Computed ID Data Connector
In deployments that can accomodate the use of a database, the stored ID data connector is strongly recommended as an alternative to this connector because of the additional deployment flexibility it offers to change, revoke, and reverse-map the identifiers.
Deployers should be aware that the computed ID data connector cannot be used to generate SAML name identifiers in conjunction with profiles that require reverse-mapping the identifier back into a user identity. This mainly involves attribute queries (typically for legacy Shibboleth 1.x SPs).
This connector is used to create a unique identifier by computing the SHA-1 hash of the attribute requester's entity ID, a value of a given attribute, and a salt. These IDs are normally used as user identifiers because of their properties:
- each requester receives a unique, opaque, identifier preventing multiple requesters from performing any correlation attacks
- each requester always get the same ID so they may associate user preferences with the ID
The IDs generated by this connector are compatible with those created by the Shibboleth 1 persistent ID and SAML2 persistent ID attribute definitions.

[Page layout parsing data]

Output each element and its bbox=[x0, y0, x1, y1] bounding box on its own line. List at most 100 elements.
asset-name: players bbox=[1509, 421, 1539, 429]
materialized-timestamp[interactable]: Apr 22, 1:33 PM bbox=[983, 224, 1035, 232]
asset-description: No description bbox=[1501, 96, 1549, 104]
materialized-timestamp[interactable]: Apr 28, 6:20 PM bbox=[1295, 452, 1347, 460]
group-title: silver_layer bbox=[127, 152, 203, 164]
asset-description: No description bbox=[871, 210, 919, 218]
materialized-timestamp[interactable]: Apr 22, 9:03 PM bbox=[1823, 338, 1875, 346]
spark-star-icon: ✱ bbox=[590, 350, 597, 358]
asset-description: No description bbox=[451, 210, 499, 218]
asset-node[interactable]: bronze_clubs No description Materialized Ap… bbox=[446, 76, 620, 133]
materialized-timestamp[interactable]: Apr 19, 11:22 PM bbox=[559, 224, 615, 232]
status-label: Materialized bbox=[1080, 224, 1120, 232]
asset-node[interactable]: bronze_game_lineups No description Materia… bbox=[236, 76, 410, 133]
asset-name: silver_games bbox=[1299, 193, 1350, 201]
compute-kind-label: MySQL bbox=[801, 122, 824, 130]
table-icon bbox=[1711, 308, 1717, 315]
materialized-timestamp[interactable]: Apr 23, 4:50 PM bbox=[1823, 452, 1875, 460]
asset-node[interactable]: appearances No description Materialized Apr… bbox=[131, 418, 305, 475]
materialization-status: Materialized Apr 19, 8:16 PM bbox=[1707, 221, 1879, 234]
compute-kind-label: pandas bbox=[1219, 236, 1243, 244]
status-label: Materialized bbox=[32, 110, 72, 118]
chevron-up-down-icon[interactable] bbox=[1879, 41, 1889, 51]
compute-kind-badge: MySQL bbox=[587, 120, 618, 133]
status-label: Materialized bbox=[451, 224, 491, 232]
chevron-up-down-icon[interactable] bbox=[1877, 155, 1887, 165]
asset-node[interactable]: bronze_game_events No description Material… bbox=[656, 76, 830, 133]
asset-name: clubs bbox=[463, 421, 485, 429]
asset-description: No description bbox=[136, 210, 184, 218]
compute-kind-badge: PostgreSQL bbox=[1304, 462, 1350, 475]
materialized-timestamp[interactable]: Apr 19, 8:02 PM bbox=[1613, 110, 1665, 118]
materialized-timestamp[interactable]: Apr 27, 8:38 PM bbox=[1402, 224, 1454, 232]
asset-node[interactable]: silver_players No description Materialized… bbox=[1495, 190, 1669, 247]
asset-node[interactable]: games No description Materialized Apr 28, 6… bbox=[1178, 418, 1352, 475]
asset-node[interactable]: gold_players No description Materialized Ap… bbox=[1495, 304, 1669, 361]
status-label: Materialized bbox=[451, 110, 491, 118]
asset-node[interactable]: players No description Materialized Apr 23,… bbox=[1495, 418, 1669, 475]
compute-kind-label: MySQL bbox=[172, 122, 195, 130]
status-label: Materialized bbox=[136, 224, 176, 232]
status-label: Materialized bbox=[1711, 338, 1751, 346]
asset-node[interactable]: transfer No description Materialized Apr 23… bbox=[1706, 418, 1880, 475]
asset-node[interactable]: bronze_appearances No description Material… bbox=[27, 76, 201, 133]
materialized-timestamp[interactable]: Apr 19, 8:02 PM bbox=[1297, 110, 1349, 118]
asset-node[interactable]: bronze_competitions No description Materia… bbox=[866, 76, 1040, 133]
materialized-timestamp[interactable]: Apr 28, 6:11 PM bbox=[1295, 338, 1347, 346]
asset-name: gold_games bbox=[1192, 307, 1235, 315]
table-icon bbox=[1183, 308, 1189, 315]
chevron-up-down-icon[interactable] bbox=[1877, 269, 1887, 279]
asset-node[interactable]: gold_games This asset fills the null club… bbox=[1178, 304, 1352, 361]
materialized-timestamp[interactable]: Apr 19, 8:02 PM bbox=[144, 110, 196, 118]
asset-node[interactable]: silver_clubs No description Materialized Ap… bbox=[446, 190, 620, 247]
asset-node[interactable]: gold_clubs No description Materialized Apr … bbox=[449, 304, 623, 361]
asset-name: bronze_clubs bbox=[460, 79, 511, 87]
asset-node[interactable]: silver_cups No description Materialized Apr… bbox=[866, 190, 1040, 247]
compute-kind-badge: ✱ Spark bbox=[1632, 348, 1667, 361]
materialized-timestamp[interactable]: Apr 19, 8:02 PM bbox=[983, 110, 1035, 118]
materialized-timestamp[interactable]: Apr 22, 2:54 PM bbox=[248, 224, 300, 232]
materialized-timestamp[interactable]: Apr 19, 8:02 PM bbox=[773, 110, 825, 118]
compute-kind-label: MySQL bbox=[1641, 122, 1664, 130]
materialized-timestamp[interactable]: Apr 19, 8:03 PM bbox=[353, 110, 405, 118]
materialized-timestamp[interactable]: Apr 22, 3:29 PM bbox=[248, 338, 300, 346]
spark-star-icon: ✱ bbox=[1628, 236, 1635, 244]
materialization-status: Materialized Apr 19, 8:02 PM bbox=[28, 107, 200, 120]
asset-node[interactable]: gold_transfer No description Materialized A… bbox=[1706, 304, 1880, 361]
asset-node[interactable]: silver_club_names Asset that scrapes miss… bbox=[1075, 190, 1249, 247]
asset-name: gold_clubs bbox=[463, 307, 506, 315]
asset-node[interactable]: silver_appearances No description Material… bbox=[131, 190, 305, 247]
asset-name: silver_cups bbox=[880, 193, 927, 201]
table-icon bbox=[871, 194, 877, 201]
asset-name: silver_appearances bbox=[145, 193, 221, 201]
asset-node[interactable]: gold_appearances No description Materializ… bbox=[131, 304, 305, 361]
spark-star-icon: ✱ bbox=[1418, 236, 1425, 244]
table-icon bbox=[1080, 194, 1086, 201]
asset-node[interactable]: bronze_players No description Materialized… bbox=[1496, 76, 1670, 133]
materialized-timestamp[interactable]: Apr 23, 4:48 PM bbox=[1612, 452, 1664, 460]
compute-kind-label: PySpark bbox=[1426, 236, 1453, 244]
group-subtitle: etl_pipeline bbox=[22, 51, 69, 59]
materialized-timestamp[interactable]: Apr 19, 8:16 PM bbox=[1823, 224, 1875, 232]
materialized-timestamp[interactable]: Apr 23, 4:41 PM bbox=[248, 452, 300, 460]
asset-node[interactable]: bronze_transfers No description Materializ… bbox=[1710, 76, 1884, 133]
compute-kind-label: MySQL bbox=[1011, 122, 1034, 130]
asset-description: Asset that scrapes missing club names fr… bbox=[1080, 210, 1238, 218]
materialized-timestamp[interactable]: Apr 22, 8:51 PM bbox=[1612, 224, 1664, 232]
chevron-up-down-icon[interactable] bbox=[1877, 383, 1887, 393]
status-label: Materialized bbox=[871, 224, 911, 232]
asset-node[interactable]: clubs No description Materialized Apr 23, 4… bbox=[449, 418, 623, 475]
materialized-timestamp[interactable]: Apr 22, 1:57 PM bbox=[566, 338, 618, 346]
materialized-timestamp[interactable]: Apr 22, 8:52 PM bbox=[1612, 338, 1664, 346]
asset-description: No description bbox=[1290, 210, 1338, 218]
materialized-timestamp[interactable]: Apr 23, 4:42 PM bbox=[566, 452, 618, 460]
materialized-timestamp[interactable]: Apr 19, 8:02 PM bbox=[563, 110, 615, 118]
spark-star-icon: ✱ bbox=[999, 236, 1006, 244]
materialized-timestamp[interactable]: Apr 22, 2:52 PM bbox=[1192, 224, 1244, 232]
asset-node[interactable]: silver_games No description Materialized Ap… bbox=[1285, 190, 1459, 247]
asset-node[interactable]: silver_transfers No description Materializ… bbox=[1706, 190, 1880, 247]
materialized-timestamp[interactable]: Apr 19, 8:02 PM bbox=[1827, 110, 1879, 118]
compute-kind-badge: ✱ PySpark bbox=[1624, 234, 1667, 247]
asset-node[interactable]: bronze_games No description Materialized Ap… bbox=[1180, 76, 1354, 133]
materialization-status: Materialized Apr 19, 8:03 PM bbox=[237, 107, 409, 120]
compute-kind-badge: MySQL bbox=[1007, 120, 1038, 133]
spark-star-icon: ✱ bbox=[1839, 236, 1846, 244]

■ Directions: Can you write out the whole computed ID data connector text word for word?

■ Written reply:
Computed ID Data Connector
In deployments that can accomodate the use of a database, the stored ID data connector is strongly recommended as an alternative to this connector because of the additional deployment flexibility it offers to change, revoke, and reverse-map the identifiers.
Deployers should be aware that the computed ID data connector cannot be used to generate SAML name identifiers in conjunction with profiles that require reverse-mapping the identifier back into a user identity. This mainly involves attribute queries (typically for legacy Shibboleth 1.x SPs).
This connector is used to create a unique identifier by computing the SHA-1 hash of the attribute requester's entity ID, a value of a given attribute, and a salt. These IDs are normally used as user identifiers because of their properties:
- each requester receives a unique, opaque, identifier preventing multiple requesters from performing any correlation attacks
- each requester always get the same ID so they may associate user preferences with the ID
The IDs generated by this connector are compatible with those created by the Shibboleth 1 persistent ID and SAML2 persistent ID attribute definitions.